EXERCISE TASK: Pictures do not belong in the copy; quote every entry below exactly.

DATA FOR THIS TASK:
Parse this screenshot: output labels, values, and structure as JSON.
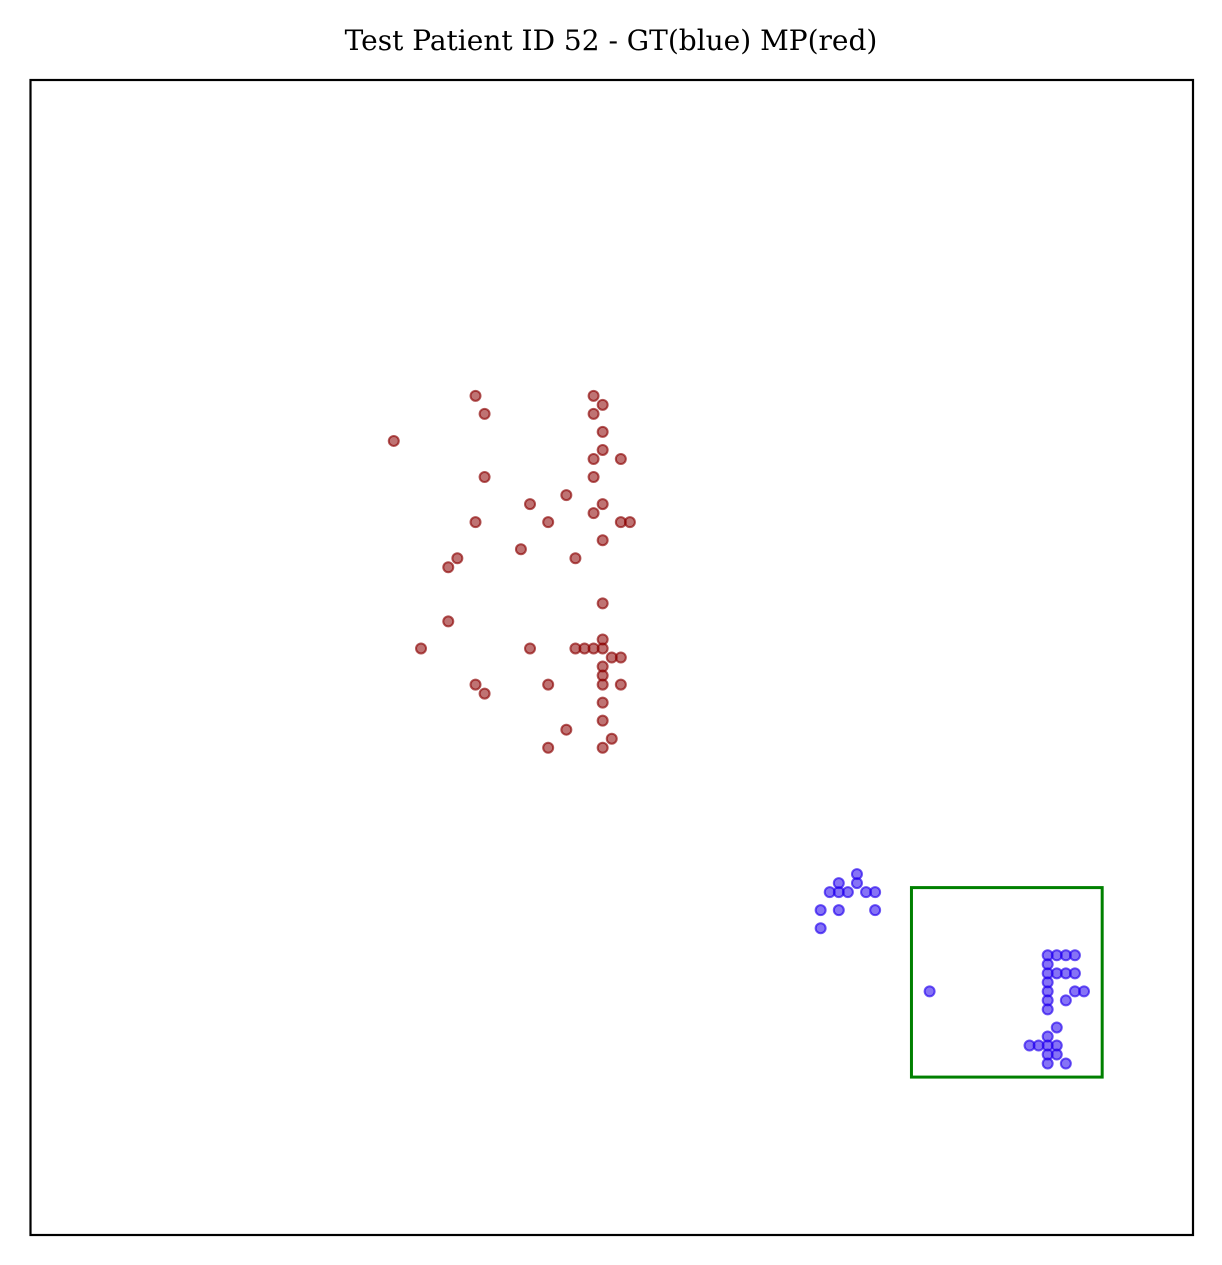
{
  "chart_data": {
    "type": "scatter",
    "title": "Test Patient ID 52 - GT(blue) MP(red)",
    "xlabel": "",
    "ylabel": "",
    "xlim": [
      0,
      128
    ],
    "ylim": [
      0,
      128
    ],
    "y_inverted": true,
    "grid": false,
    "ticks_visible": false,
    "colors": {
      "gt": "#2200ee",
      "mp": "#8b0000",
      "box": "#008000",
      "frame": "#000000"
    },
    "series": [
      {
        "key": "mp",
        "color": "#8b0000",
        "points": [
          [
            49,
            35
          ],
          [
            50,
            37
          ],
          [
            62,
            35
          ],
          [
            63,
            36
          ],
          [
            62,
            37
          ],
          [
            40,
            40
          ],
          [
            63,
            39
          ],
          [
            63,
            41
          ],
          [
            62,
            42
          ],
          [
            65,
            42
          ],
          [
            50,
            44
          ],
          [
            62,
            44
          ],
          [
            59,
            46
          ],
          [
            55,
            47
          ],
          [
            63,
            47
          ],
          [
            62,
            48
          ],
          [
            49,
            49
          ],
          [
            57,
            49
          ],
          [
            65,
            49
          ],
          [
            66,
            49
          ],
          [
            63,
            51
          ],
          [
            54,
            52
          ],
          [
            47,
            53
          ],
          [
            60,
            53
          ],
          [
            46,
            54
          ],
          [
            63,
            58
          ],
          [
            46,
            60
          ],
          [
            63,
            62
          ],
          [
            43,
            63
          ],
          [
            55,
            63
          ],
          [
            60,
            63
          ],
          [
            61,
            63
          ],
          [
            62,
            63
          ],
          [
            63,
            63
          ],
          [
            64,
            64
          ],
          [
            65,
            64
          ],
          [
            63,
            65
          ],
          [
            63,
            66
          ],
          [
            49,
            67
          ],
          [
            50,
            68
          ],
          [
            57,
            67
          ],
          [
            63,
            67
          ],
          [
            65,
            67
          ],
          [
            63,
            69
          ],
          [
            63,
            71
          ],
          [
            59,
            72
          ],
          [
            64,
            73
          ],
          [
            57,
            74
          ],
          [
            63,
            74
          ]
        ]
      },
      {
        "key": "gt",
        "color": "#2200ee",
        "points": [
          [
            91,
            88
          ],
          [
            89,
            89
          ],
          [
            91,
            89
          ],
          [
            88,
            90
          ],
          [
            89,
            90
          ],
          [
            90,
            90
          ],
          [
            92,
            90
          ],
          [
            93,
            90
          ],
          [
            87,
            92
          ],
          [
            89,
            92
          ],
          [
            93,
            92
          ],
          [
            87,
            94
          ],
          [
            112,
            97
          ],
          [
            113,
            97
          ],
          [
            114,
            97
          ],
          [
            115,
            97
          ],
          [
            112,
            98
          ],
          [
            112,
            99
          ],
          [
            113,
            99
          ],
          [
            114,
            99
          ],
          [
            115,
            99
          ],
          [
            112,
            100
          ],
          [
            99,
            101
          ],
          [
            112,
            101
          ],
          [
            115,
            101
          ],
          [
            116,
            101
          ],
          [
            112,
            102
          ],
          [
            114,
            102
          ],
          [
            112,
            103
          ],
          [
            113,
            105
          ],
          [
            112,
            106
          ],
          [
            110,
            107
          ],
          [
            111,
            107
          ],
          [
            112,
            107
          ],
          [
            113,
            107
          ],
          [
            112,
            108
          ],
          [
            113,
            108
          ],
          [
            112,
            109
          ],
          [
            114,
            109
          ]
        ]
      }
    ],
    "boxes": [
      {
        "x0": 97,
        "x1": 118,
        "y0": 89.5,
        "y1": 110.5,
        "color": "#008000"
      }
    ]
  }
}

REPLY:
Parse this screenshot: output labels, values, and structure as JSON.
{
  "chart_data": {
    "type": "scatter",
    "title": "Test Patient ID 52 - GT(blue) MP(red)",
    "xlabel": "",
    "ylabel": "",
    "xlim": [
      0,
      128
    ],
    "ylim": [
      0,
      128
    ],
    "y_inverted": true,
    "grid": false,
    "ticks_visible": false,
    "colors": {
      "gt": "#2200ee",
      "mp": "#8b0000",
      "box": "#008000",
      "frame": "#000000"
    },
    "series": [
      {
        "key": "mp",
        "color": "#8b0000",
        "points": [
          [
            49,
            35
          ],
          [
            50,
            37
          ],
          [
            62,
            35
          ],
          [
            63,
            36
          ],
          [
            62,
            37
          ],
          [
            40,
            40
          ],
          [
            63,
            39
          ],
          [
            63,
            41
          ],
          [
            62,
            42
          ],
          [
            65,
            42
          ],
          [
            50,
            44
          ],
          [
            62,
            44
          ],
          [
            59,
            46
          ],
          [
            55,
            47
          ],
          [
            63,
            47
          ],
          [
            62,
            48
          ],
          [
            49,
            49
          ],
          [
            57,
            49
          ],
          [
            65,
            49
          ],
          [
            66,
            49
          ],
          [
            63,
            51
          ],
          [
            54,
            52
          ],
          [
            47,
            53
          ],
          [
            60,
            53
          ],
          [
            46,
            54
          ],
          [
            63,
            58
          ],
          [
            46,
            60
          ],
          [
            63,
            62
          ],
          [
            43,
            63
          ],
          [
            55,
            63
          ],
          [
            60,
            63
          ],
          [
            61,
            63
          ],
          [
            62,
            63
          ],
          [
            63,
            63
          ],
          [
            64,
            64
          ],
          [
            65,
            64
          ],
          [
            63,
            65
          ],
          [
            63,
            66
          ],
          [
            49,
            67
          ],
          [
            50,
            68
          ],
          [
            57,
            67
          ],
          [
            63,
            67
          ],
          [
            65,
            67
          ],
          [
            63,
            69
          ],
          [
            63,
            71
          ],
          [
            59,
            72
          ],
          [
            64,
            73
          ],
          [
            57,
            74
          ],
          [
            63,
            74
          ]
        ]
      },
      {
        "key": "gt",
        "color": "#2200ee",
        "points": [
          [
            91,
            88
          ],
          [
            89,
            89
          ],
          [
            91,
            89
          ],
          [
            88,
            90
          ],
          [
            89,
            90
          ],
          [
            90,
            90
          ],
          [
            92,
            90
          ],
          [
            93,
            90
          ],
          [
            87,
            92
          ],
          [
            89,
            92
          ],
          [
            93,
            92
          ],
          [
            87,
            94
          ],
          [
            112,
            97
          ],
          [
            113,
            97
          ],
          [
            114,
            97
          ],
          [
            115,
            97
          ],
          [
            112,
            98
          ],
          [
            112,
            99
          ],
          [
            113,
            99
          ],
          [
            114,
            99
          ],
          [
            115,
            99
          ],
          [
            112,
            100
          ],
          [
            99,
            101
          ],
          [
            112,
            101
          ],
          [
            115,
            101
          ],
          [
            116,
            101
          ],
          [
            112,
            102
          ],
          [
            114,
            102
          ],
          [
            112,
            103
          ],
          [
            113,
            105
          ],
          [
            112,
            106
          ],
          [
            110,
            107
          ],
          [
            111,
            107
          ],
          [
            112,
            107
          ],
          [
            113,
            107
          ],
          [
            112,
            108
          ],
          [
            113,
            108
          ],
          [
            112,
            109
          ],
          [
            114,
            109
          ]
        ]
      }
    ],
    "boxes": [
      {
        "x0": 97,
        "x1": 118,
        "y0": 89.5,
        "y1": 110.5,
        "color": "#008000"
      }
    ]
  }
}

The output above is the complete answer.